# Start of DATASET
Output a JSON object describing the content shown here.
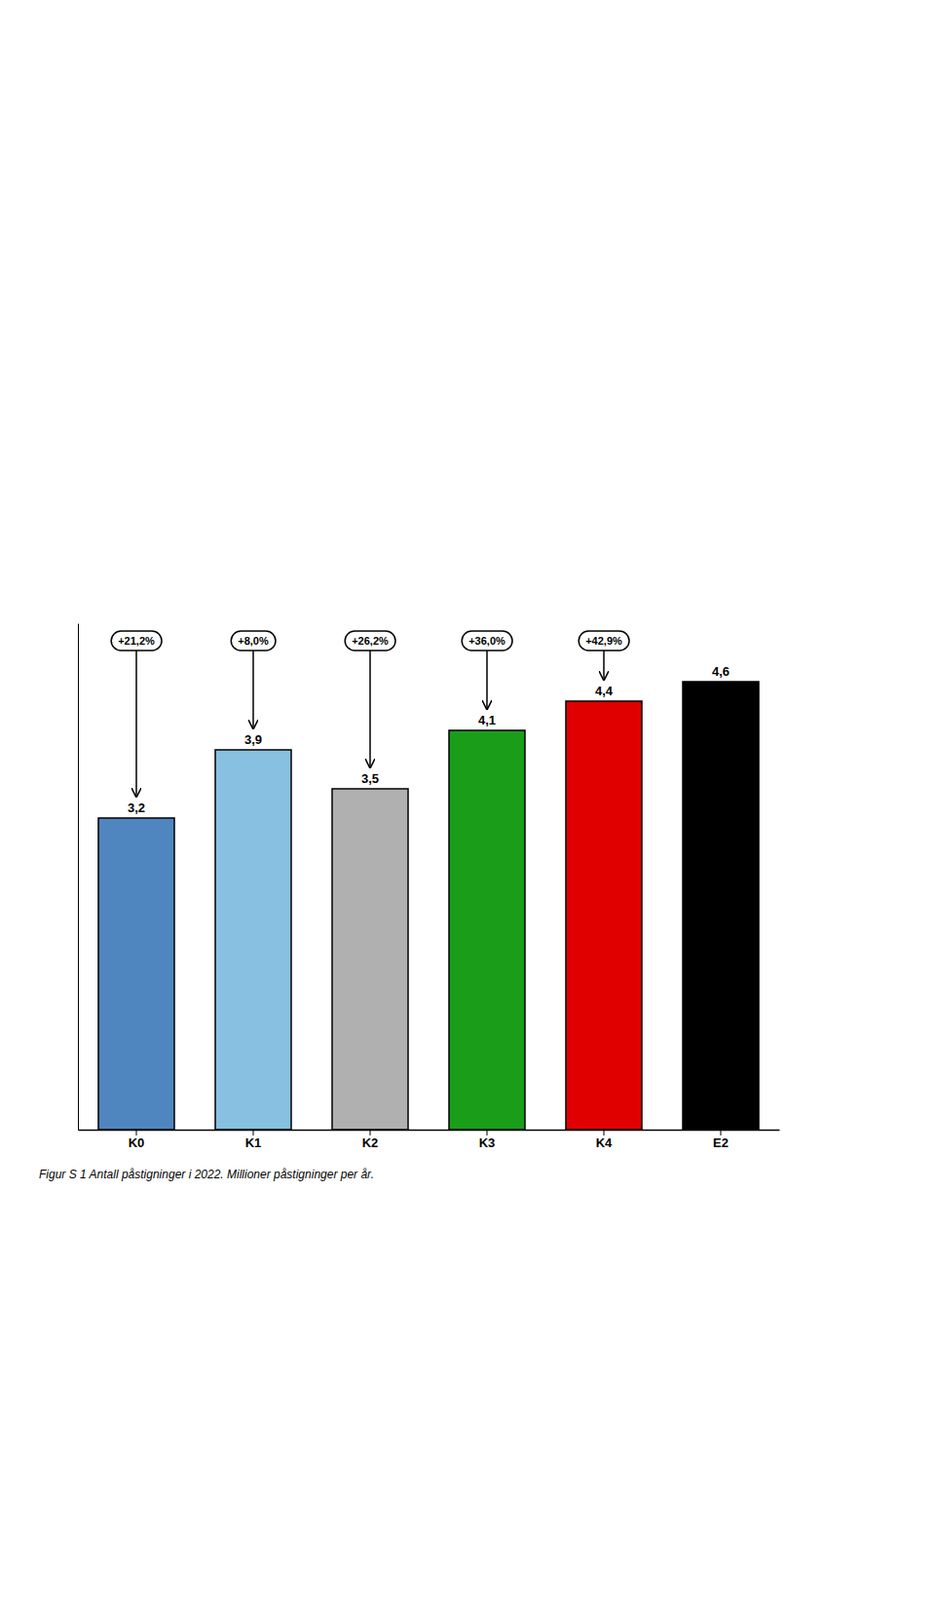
{
  "chart_data": {
    "type": "bar",
    "title": "Figur S 1 Antall påstigninger i 2022. Millioner påstigninger per år.",
    "categories": [
      "K0",
      "K1",
      "K2",
      "K3",
      "K4",
      "E2"
    ],
    "values": [
      3.2,
      3.9,
      3.5,
      4.1,
      4.4,
      4.6
    ],
    "value_labels": [
      "3,2",
      "3,9",
      "3,5",
      "4,1",
      "4,4",
      "4,6"
    ],
    "colors": [
      "#4f86c0",
      "#87c0e0",
      "#b0b0b0",
      "#1a9e1a",
      "#e00000",
      "#000000"
    ],
    "ylim": [
      0,
      5.2
    ],
    "data_labels": true,
    "tick_labels": "x",
    "grid": false,
    "annotations": [
      {
        "text": "+21,2%",
        "x": "K0"
      },
      {
        "text": "+8,0%",
        "x": "K1"
      },
      {
        "text": "+26,2%",
        "x": "K2"
      },
      {
        "text": "+36,0%",
        "x": "K3"
      },
      {
        "text": "+42,9%",
        "x": "K4"
      }
    ]
  }
}
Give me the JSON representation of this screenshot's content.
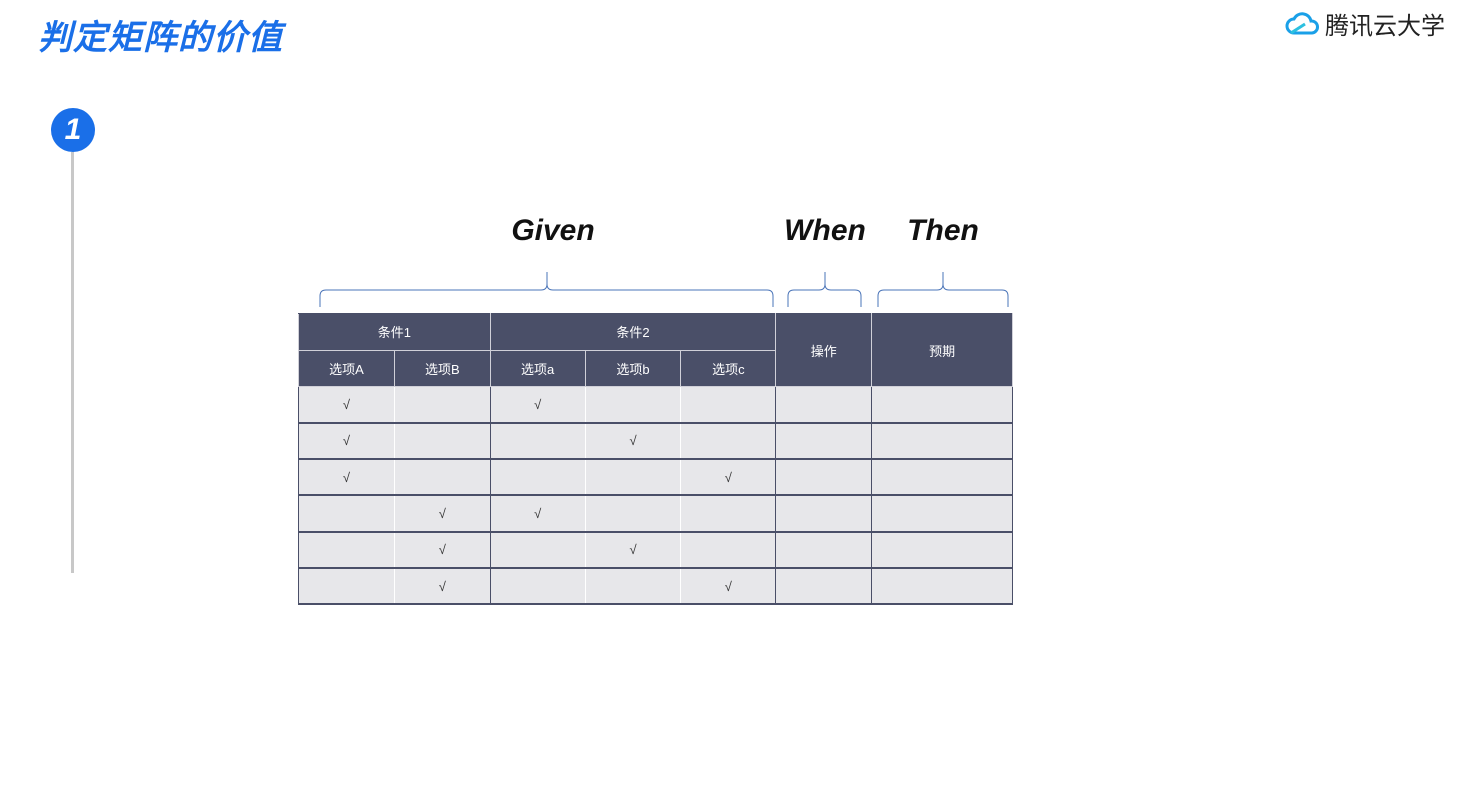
{
  "header": {
    "title": "判定矩阵的价值",
    "logo": "腾讯云大学",
    "step": "1"
  },
  "labels": {
    "given": "Given",
    "when": "When",
    "then": "Then"
  },
  "table": {
    "groups": [
      "条件1",
      "条件2",
      "操作",
      "预期"
    ],
    "options": [
      "选项A",
      "选项B",
      "选项a",
      "选项b",
      "选项c"
    ],
    "rows": [
      [
        "√",
        "",
        "√",
        "",
        "",
        "",
        ""
      ],
      [
        "√",
        "",
        "",
        "√",
        "",
        "",
        ""
      ],
      [
        "√",
        "",
        "",
        "",
        "√",
        "",
        ""
      ],
      [
        "",
        "√",
        "√",
        "",
        "",
        "",
        ""
      ],
      [
        "",
        "√",
        "",
        "√",
        "",
        "",
        ""
      ],
      [
        "",
        "√",
        "",
        "",
        "√",
        "",
        ""
      ]
    ]
  },
  "colors": {
    "accent": "#1a6fe8",
    "header_bg": "#4a4f68",
    "cell_bg": "#e7e7ea",
    "brace": "#4a74b8"
  }
}
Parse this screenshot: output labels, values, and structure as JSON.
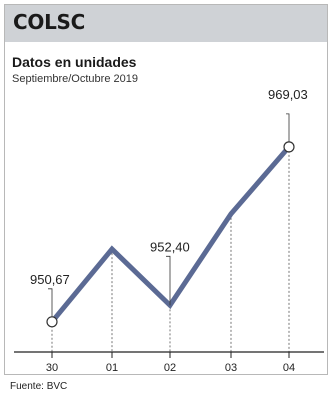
{
  "header": {
    "ticker": "COLSC"
  },
  "footer": {
    "source": "Fuente: BVC"
  },
  "colors": {
    "line": "#5b6a94",
    "header_bg": "#cfd2d6",
    "axis": "#222222"
  },
  "chart_data": {
    "type": "line",
    "title": "Datos en unidades",
    "subtitle": "Septiembre/Octubre 2019",
    "categories": [
      "30",
      "01",
      "02",
      "03",
      "04"
    ],
    "series": [
      {
        "values": [
          950.67,
          958.3,
          952.4,
          962.0,
          969.03
        ]
      }
    ],
    "labels": [
      {
        "index": 0,
        "text": "950,67"
      },
      {
        "index": 2,
        "text": "952,40"
      },
      {
        "index": 4,
        "text": "969,03"
      }
    ],
    "ylim": [
      947.5,
      975
    ],
    "grid": "dashed vertical lines at each category"
  }
}
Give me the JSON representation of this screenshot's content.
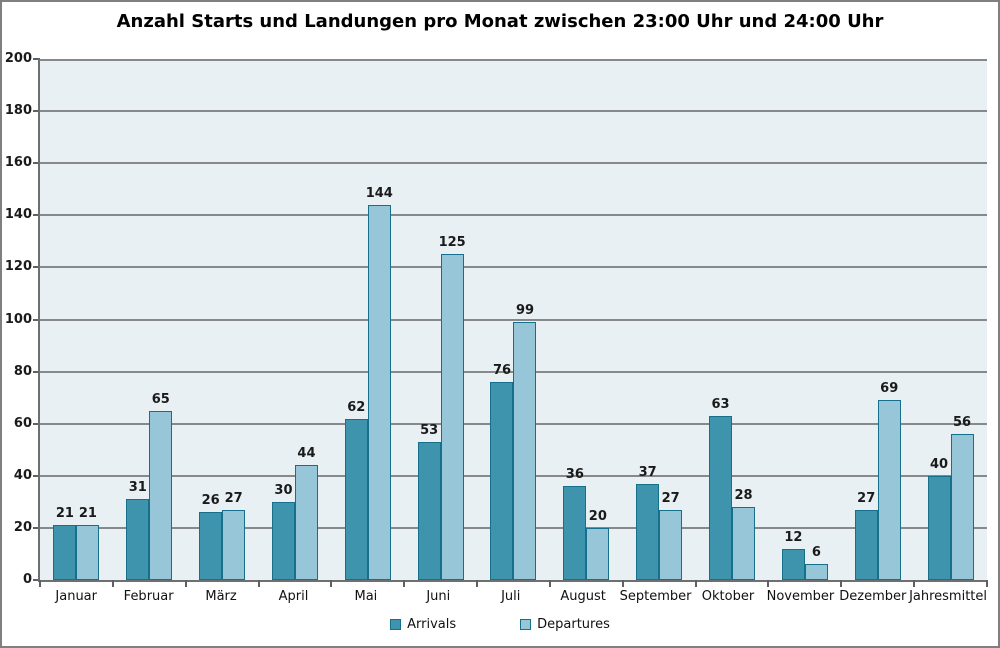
{
  "title": "Anzahl Starts und Landungen pro Monat zwischen 23:00 Uhr und 24:00 Uhr",
  "chart_data": {
    "type": "bar",
    "categories": [
      "Januar",
      "Februar",
      "März",
      "April",
      "Mai",
      "Juni",
      "Juli",
      "August",
      "September",
      "Oktober",
      "November",
      "Dezember",
      "Jahresmittel"
    ],
    "series": [
      {
        "name": "Arrivals",
        "values": [
          21,
          31,
          26,
          30,
          62,
          53,
          76,
          36,
          37,
          63,
          12,
          27,
          40
        ],
        "fill": "#3e94ac",
        "border": "#16708c"
      },
      {
        "name": "Departures",
        "values": [
          21,
          65,
          27,
          44,
          144,
          125,
          99,
          20,
          27,
          28,
          6,
          69,
          56
        ],
        "fill": "#96c6d7",
        "border": "#16708c"
      }
    ],
    "ylabel": "",
    "xlabel": "",
    "ylim": [
      0,
      200
    ],
    "ytick_step": 20,
    "grid": true,
    "legend_position": "bottom-center",
    "data_labels": true,
    "colors": {
      "plot_background": "#e8f0f4",
      "gridline": "#87888a",
      "axis": "#6e6f71",
      "tick": "#5f6062",
      "label_text": "#1a1a1a"
    }
  },
  "legend": {
    "items": [
      {
        "label": "Arrivals"
      },
      {
        "label": "Departures"
      }
    ]
  }
}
# End of DATASET
REQUIREMENT:
In your copy of the listing above, reproduce each line exactly and omit all pictures.

ANSWER FOR THIS EXERCISE:
Output a JSON object describing the content shown here.
{
  "chart_data": {
    "type": "bar",
    "title": "Figur S 1 Antall påstigninger i 2022. Millioner påstigninger per år.",
    "categories": [
      "K0",
      "K1",
      "K2",
      "K3",
      "K4",
      "E2"
    ],
    "values": [
      3.2,
      3.9,
      3.5,
      4.1,
      4.4,
      4.6
    ],
    "value_labels": [
      "3,2",
      "3,9",
      "3,5",
      "4,1",
      "4,4",
      "4,6"
    ],
    "colors": [
      "#4f86c0",
      "#87c0e0",
      "#b0b0b0",
      "#1a9e1a",
      "#e00000",
      "#000000"
    ],
    "ylim": [
      0,
      5.2
    ],
    "data_labels": true,
    "tick_labels": "x",
    "grid": false,
    "annotations": [
      {
        "text": "+21,2%",
        "x": "K0"
      },
      {
        "text": "+8,0%",
        "x": "K1"
      },
      {
        "text": "+26,2%",
        "x": "K2"
      },
      {
        "text": "+36,0%",
        "x": "K3"
      },
      {
        "text": "+42,9%",
        "x": "K4"
      }
    ]
  }
}
Give me the JSON representation of this screenshot's content.
{
  "header": {
    "title": "判定矩阵的价值",
    "logo": "腾讯云大学",
    "step": "1"
  },
  "labels": {
    "given": "Given",
    "when": "When",
    "then": "Then"
  },
  "table": {
    "groups": [
      "条件1",
      "条件2",
      "操作",
      "预期"
    ],
    "options": [
      "选项A",
      "选项B",
      "选项a",
      "选项b",
      "选项c"
    ],
    "rows": [
      [
        "√",
        "",
        "√",
        "",
        "",
        "",
        ""
      ],
      [
        "√",
        "",
        "",
        "√",
        "",
        "",
        ""
      ],
      [
        "√",
        "",
        "",
        "",
        "√",
        "",
        ""
      ],
      [
        "",
        "√",
        "√",
        "",
        "",
        "",
        ""
      ],
      [
        "",
        "√",
        "",
        "√",
        "",
        "",
        ""
      ],
      [
        "",
        "√",
        "",
        "",
        "√",
        "",
        ""
      ]
    ]
  },
  "colors": {
    "accent": "#1a6fe8",
    "header_bg": "#4a4f68",
    "cell_bg": "#e7e7ea",
    "brace": "#4a74b8"
  }
}
Parse this screenshot: output labels, values, and structure as JSON.
{
  "header": {
    "ticker": "COLSC"
  },
  "footer": {
    "source": "Fuente: BVC"
  },
  "colors": {
    "line": "#5b6a94",
    "header_bg": "#cfd2d6",
    "axis": "#222222"
  },
  "chart_data": {
    "type": "line",
    "title": "Datos en unidades",
    "subtitle": "Septiembre/Octubre 2019",
    "categories": [
      "30",
      "01",
      "02",
      "03",
      "04"
    ],
    "series": [
      {
        "values": [
          950.67,
          958.3,
          952.4,
          962.0,
          969.03
        ]
      }
    ],
    "labels": [
      {
        "index": 0,
        "text": "950,67"
      },
      {
        "index": 2,
        "text": "952,40"
      },
      {
        "index": 4,
        "text": "969,03"
      }
    ],
    "ylim": [
      947.5,
      975
    ],
    "grid": "dashed vertical lines at each category"
  }
}
Give me the JSON representation of this screenshot's content.
{
  "title": "Anzahl Starts und Landungen pro Monat zwischen 23:00 Uhr und 24:00 Uhr",
  "chart_data": {
    "type": "bar",
    "categories": [
      "Januar",
      "Februar",
      "März",
      "April",
      "Mai",
      "Juni",
      "Juli",
      "August",
      "September",
      "Oktober",
      "November",
      "Dezember",
      "Jahresmittel"
    ],
    "series": [
      {
        "name": "Arrivals",
        "values": [
          21,
          31,
          26,
          30,
          62,
          53,
          76,
          36,
          37,
          63,
          12,
          27,
          40
        ],
        "fill": "#3e94ac",
        "border": "#16708c"
      },
      {
        "name": "Departures",
        "values": [
          21,
          65,
          27,
          44,
          144,
          125,
          99,
          20,
          27,
          28,
          6,
          69,
          56
        ],
        "fill": "#96c6d7",
        "border": "#16708c"
      }
    ],
    "ylabel": "",
    "xlabel": "",
    "ylim": [
      0,
      200
    ],
    "ytick_step": 20,
    "grid": true,
    "legend_position": "bottom-center",
    "data_labels": true,
    "colors": {
      "plot_background": "#e8f0f4",
      "gridline": "#87888a",
      "axis": "#6e6f71",
      "tick": "#5f6062",
      "label_text": "#1a1a1a"
    }
  },
  "legend": {
    "items": [
      {
        "label": "Arrivals"
      },
      {
        "label": "Departures"
      }
    ]
  }
}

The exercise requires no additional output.